* [ENTRIES SHOWN]:
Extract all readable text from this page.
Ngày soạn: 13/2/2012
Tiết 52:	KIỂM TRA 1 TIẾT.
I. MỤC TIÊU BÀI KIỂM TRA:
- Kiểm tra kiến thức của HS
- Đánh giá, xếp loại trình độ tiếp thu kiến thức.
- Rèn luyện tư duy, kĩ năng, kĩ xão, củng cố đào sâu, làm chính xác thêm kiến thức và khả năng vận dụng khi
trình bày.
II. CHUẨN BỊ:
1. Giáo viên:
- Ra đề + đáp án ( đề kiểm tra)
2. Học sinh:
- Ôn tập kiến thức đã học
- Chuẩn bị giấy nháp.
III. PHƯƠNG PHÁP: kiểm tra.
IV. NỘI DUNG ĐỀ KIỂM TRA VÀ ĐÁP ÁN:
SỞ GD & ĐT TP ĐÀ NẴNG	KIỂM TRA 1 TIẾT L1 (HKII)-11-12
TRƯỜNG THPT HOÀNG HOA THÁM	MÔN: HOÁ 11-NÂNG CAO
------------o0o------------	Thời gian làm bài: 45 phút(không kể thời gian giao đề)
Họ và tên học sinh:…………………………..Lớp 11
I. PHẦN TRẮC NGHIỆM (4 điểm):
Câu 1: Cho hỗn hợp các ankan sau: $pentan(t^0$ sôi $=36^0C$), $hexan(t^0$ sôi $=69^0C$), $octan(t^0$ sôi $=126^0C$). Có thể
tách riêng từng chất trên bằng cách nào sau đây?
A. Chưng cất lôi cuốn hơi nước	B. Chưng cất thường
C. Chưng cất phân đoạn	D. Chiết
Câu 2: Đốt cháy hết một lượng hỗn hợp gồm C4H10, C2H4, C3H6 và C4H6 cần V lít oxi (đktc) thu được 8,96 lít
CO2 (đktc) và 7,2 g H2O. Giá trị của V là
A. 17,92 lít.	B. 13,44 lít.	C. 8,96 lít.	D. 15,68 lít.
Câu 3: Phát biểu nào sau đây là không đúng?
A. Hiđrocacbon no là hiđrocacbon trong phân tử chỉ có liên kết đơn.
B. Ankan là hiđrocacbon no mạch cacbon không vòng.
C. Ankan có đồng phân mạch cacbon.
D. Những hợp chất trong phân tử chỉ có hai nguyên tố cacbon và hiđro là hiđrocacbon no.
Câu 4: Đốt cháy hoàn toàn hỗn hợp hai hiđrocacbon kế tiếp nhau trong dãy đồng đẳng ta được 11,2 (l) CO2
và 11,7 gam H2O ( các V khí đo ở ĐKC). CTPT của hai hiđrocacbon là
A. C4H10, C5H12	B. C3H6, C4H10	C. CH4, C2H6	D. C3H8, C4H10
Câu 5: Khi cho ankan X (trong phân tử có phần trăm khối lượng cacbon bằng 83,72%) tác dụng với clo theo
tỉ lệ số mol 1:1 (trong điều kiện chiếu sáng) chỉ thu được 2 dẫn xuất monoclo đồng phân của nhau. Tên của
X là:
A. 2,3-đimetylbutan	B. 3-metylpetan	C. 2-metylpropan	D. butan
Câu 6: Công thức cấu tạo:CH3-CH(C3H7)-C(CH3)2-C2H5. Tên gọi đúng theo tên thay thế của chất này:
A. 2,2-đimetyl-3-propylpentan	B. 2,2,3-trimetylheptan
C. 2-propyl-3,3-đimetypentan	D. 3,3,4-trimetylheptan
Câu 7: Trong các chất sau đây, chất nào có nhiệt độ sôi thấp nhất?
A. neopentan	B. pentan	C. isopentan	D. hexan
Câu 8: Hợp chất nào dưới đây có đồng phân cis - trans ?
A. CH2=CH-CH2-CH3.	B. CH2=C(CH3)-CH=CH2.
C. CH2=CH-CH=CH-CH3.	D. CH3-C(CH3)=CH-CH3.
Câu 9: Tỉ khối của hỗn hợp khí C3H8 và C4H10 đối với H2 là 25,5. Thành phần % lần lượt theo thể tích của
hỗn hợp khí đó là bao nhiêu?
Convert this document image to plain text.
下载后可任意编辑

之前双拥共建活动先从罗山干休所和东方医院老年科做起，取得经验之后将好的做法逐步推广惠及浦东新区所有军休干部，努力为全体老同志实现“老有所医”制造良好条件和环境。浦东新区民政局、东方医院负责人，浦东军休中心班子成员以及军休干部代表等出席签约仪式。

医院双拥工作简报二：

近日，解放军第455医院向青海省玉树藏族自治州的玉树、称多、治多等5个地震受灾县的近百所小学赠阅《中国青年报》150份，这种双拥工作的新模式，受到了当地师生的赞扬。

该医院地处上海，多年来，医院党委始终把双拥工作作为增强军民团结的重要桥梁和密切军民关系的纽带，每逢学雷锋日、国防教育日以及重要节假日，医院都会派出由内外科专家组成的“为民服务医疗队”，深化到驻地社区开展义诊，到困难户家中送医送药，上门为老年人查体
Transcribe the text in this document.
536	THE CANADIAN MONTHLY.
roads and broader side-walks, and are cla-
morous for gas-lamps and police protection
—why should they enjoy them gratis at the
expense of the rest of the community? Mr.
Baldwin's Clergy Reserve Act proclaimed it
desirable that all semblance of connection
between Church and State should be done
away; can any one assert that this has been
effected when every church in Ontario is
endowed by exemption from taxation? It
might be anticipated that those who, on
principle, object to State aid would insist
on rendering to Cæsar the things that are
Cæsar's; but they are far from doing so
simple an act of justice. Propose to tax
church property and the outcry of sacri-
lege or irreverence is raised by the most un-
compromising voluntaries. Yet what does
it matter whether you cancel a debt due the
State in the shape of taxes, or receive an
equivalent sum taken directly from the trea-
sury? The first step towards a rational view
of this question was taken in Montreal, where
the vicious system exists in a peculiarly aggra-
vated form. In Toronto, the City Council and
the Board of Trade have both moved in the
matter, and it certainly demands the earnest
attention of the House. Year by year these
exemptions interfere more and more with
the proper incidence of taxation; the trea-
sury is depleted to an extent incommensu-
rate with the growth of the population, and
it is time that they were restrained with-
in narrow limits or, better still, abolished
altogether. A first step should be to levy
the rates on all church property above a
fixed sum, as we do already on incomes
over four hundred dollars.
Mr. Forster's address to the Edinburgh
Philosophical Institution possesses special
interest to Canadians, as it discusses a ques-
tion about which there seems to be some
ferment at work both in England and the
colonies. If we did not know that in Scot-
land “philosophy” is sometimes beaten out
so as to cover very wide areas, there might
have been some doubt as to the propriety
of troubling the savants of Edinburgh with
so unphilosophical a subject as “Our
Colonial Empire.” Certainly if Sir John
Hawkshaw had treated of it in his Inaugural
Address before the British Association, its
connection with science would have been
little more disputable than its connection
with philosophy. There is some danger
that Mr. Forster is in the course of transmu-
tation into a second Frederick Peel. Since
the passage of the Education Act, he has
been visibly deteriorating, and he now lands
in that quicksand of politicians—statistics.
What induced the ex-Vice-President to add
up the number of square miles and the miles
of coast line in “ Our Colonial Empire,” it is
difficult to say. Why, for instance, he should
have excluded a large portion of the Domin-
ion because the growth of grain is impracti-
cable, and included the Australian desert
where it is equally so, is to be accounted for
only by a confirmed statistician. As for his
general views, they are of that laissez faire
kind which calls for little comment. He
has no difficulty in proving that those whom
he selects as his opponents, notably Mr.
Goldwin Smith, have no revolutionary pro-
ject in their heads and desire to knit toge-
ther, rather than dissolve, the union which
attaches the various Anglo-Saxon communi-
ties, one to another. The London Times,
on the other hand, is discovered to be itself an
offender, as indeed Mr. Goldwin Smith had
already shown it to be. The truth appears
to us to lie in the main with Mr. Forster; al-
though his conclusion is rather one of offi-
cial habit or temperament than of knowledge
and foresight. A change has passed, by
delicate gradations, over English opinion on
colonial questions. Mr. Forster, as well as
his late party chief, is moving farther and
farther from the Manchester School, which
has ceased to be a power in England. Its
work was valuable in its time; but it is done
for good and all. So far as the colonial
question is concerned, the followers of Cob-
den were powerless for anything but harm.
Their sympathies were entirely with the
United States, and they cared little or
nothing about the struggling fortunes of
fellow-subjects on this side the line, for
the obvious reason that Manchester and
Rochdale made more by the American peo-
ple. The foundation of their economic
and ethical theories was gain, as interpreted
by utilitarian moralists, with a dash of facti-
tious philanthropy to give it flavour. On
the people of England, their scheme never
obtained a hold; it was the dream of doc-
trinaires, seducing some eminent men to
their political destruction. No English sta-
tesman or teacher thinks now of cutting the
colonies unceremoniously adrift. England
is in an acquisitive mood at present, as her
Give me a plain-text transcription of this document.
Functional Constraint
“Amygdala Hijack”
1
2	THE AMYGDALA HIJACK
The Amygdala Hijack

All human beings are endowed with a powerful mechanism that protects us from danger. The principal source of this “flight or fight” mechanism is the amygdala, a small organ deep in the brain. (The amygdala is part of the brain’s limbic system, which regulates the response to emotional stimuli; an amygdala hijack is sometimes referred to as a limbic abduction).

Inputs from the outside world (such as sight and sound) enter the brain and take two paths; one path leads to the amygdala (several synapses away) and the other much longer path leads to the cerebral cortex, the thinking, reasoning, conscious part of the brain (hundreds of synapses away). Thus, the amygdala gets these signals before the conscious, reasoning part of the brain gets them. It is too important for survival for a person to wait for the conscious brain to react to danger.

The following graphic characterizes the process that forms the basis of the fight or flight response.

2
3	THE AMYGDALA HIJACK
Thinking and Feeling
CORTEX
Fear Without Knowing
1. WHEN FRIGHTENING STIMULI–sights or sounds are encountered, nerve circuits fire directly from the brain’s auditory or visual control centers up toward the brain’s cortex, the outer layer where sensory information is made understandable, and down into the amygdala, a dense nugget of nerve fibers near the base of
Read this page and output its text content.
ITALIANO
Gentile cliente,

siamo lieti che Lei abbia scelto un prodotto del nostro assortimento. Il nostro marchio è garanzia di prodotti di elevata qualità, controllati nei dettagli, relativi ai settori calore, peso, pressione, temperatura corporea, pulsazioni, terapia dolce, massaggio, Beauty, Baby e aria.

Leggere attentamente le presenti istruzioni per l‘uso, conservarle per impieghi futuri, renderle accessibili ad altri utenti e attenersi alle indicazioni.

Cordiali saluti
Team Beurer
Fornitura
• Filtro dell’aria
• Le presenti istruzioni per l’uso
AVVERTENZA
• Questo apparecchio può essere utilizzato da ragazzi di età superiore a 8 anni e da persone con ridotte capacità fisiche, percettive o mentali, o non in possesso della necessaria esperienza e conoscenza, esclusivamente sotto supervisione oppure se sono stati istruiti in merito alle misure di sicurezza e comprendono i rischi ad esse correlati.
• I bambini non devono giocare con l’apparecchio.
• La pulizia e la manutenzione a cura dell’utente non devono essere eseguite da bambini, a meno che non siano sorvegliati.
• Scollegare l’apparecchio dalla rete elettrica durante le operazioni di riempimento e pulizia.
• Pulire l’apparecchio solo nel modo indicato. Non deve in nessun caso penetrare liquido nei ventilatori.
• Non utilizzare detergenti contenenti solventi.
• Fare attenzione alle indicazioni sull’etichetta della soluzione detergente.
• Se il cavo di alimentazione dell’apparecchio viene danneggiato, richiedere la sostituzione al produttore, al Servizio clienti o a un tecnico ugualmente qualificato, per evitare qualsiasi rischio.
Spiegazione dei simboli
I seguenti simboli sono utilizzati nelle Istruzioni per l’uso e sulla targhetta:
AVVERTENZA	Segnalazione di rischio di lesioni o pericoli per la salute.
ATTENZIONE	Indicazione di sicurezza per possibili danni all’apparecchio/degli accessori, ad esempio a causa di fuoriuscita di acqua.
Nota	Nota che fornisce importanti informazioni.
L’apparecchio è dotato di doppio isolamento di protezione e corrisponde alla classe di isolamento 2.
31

* [WHAT NEEDS TO BE DONE]: Your answer should be a single number: the count of lines containing the word "Manchester".

* [TASK ANSWER]: 2